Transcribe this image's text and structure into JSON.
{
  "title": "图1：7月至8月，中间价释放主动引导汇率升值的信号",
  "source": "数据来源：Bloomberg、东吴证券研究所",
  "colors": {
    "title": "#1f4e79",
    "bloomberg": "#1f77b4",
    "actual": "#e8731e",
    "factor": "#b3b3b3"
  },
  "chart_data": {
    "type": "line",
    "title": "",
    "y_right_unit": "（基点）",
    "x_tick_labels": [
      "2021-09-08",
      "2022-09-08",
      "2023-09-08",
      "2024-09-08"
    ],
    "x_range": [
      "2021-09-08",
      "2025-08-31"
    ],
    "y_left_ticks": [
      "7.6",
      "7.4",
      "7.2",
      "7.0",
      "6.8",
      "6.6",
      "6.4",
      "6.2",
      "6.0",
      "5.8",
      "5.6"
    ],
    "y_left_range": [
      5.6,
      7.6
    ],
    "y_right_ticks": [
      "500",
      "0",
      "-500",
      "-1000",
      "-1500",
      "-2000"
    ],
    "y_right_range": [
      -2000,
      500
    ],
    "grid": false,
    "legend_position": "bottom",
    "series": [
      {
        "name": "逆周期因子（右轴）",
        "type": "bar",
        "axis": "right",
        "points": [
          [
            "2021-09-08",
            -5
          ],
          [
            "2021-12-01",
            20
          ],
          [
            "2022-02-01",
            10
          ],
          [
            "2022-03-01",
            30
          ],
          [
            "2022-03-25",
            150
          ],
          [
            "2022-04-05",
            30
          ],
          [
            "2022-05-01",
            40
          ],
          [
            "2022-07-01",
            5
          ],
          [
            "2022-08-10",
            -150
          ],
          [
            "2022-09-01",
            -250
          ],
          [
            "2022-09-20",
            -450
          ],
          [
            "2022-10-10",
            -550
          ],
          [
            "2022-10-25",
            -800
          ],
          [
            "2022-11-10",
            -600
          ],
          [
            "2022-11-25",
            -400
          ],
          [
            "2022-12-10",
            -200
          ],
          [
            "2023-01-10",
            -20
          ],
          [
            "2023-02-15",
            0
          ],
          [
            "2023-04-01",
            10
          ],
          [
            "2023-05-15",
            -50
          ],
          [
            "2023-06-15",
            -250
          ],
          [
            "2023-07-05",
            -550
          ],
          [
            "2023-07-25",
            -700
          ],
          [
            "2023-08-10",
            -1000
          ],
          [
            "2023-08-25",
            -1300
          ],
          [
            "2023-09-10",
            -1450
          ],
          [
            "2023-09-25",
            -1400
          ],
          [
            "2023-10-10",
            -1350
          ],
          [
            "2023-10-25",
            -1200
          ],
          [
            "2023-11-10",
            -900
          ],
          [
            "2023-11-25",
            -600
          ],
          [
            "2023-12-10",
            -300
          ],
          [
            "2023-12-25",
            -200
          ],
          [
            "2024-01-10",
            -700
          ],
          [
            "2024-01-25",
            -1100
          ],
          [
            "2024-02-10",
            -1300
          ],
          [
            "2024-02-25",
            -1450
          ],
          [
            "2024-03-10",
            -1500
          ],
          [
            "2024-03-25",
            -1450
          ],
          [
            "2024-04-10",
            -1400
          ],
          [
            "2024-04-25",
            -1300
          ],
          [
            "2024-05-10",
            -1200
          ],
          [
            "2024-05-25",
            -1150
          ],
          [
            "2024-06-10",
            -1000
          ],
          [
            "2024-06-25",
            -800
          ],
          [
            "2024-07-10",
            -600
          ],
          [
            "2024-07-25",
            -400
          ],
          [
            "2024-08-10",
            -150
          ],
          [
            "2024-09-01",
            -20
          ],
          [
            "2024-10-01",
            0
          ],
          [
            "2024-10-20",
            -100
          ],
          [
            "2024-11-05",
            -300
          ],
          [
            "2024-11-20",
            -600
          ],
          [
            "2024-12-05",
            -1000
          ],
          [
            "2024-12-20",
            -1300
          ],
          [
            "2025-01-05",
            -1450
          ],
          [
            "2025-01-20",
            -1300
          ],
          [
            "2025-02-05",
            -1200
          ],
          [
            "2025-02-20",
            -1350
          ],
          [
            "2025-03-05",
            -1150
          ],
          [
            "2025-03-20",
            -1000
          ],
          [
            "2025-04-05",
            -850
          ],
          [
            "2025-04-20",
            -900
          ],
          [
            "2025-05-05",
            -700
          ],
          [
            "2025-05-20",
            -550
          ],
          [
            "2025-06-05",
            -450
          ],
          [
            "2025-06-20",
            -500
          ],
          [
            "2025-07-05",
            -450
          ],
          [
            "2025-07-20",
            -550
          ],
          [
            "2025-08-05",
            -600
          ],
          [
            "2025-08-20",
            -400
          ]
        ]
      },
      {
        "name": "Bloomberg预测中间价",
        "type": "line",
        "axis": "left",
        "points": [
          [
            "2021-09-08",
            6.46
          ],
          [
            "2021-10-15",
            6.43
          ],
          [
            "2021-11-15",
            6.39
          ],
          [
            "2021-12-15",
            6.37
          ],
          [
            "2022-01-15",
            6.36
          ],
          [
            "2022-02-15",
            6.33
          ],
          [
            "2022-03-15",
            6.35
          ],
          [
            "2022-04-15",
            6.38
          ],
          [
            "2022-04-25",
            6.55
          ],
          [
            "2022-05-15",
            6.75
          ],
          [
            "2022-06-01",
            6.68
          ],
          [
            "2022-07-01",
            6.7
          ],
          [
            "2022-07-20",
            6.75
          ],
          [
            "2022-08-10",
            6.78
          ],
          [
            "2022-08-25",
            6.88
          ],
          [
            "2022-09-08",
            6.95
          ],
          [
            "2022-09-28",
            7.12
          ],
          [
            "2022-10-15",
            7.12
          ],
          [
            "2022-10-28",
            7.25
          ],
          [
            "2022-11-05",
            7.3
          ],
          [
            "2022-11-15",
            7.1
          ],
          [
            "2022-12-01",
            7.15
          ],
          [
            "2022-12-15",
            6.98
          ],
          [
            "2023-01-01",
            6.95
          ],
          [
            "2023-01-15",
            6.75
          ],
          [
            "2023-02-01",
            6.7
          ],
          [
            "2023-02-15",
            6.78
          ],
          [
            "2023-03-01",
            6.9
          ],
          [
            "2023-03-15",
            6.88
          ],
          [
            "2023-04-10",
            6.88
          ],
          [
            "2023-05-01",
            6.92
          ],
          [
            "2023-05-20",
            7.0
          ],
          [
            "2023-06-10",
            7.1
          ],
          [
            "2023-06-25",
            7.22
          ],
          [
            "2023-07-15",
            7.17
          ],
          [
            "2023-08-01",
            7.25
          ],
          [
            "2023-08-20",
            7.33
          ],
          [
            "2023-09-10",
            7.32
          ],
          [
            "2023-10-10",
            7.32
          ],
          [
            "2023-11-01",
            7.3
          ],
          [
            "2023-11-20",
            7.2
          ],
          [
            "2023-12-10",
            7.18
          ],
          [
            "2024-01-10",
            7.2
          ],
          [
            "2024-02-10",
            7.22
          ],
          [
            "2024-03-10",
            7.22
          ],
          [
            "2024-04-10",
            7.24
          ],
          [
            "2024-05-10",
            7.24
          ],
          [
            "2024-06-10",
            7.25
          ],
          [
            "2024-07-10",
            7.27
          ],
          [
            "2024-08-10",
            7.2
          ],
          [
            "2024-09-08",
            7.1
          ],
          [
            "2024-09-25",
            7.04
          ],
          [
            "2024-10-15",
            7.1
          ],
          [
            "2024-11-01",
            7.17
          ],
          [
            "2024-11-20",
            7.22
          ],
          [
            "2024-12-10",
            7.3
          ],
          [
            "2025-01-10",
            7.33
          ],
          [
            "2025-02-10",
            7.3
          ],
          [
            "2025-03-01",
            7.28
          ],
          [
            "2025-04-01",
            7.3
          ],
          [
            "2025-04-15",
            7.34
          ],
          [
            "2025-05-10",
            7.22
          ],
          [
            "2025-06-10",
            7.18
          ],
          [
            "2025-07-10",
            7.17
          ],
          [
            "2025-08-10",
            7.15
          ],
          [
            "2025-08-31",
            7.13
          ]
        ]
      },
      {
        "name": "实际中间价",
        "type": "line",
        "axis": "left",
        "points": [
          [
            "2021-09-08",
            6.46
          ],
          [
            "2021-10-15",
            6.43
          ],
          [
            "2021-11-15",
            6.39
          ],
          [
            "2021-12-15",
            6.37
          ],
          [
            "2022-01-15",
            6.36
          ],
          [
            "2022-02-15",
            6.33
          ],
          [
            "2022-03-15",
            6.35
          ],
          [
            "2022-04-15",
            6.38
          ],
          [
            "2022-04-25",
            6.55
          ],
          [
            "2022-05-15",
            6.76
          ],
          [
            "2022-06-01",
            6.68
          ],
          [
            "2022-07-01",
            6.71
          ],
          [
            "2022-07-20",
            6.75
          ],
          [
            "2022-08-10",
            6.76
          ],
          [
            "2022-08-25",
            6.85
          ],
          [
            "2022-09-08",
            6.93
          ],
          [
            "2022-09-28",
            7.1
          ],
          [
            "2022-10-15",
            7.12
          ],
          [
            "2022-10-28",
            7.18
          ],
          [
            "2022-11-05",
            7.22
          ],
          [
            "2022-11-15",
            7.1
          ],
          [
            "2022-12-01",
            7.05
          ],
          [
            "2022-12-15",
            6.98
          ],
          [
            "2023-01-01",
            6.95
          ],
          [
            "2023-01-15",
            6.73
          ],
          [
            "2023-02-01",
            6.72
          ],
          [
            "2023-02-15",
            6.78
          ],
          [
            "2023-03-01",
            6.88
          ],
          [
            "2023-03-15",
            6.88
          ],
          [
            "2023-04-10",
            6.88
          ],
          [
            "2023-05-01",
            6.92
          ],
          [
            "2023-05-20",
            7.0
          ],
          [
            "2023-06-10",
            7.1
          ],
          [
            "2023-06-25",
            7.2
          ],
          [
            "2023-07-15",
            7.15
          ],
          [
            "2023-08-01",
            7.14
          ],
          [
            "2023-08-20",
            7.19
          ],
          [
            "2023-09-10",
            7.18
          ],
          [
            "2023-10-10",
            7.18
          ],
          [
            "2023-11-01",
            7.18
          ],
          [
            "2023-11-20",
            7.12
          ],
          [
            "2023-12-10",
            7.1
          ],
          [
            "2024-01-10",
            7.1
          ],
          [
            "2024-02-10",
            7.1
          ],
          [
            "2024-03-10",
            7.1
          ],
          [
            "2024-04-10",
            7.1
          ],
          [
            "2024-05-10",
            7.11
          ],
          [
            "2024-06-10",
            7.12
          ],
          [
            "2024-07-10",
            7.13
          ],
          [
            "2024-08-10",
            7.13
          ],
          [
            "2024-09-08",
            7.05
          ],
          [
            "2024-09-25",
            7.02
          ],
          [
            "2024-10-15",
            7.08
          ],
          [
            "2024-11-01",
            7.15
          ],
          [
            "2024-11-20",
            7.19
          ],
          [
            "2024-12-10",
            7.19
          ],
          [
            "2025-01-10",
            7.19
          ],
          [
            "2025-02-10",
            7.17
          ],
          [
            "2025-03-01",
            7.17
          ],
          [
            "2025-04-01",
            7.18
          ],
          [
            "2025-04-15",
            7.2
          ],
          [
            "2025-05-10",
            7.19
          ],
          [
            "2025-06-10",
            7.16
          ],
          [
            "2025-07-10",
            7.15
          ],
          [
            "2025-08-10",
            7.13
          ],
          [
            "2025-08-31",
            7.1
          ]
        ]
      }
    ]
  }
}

Directive>
Copy all lines in the listing above where the string "title" appears.

Correct output>
  "title": "图1：7月至8月，中间价释放主动引导汇率升值的信号",
    "title": "#1f4e79",
    "title": "",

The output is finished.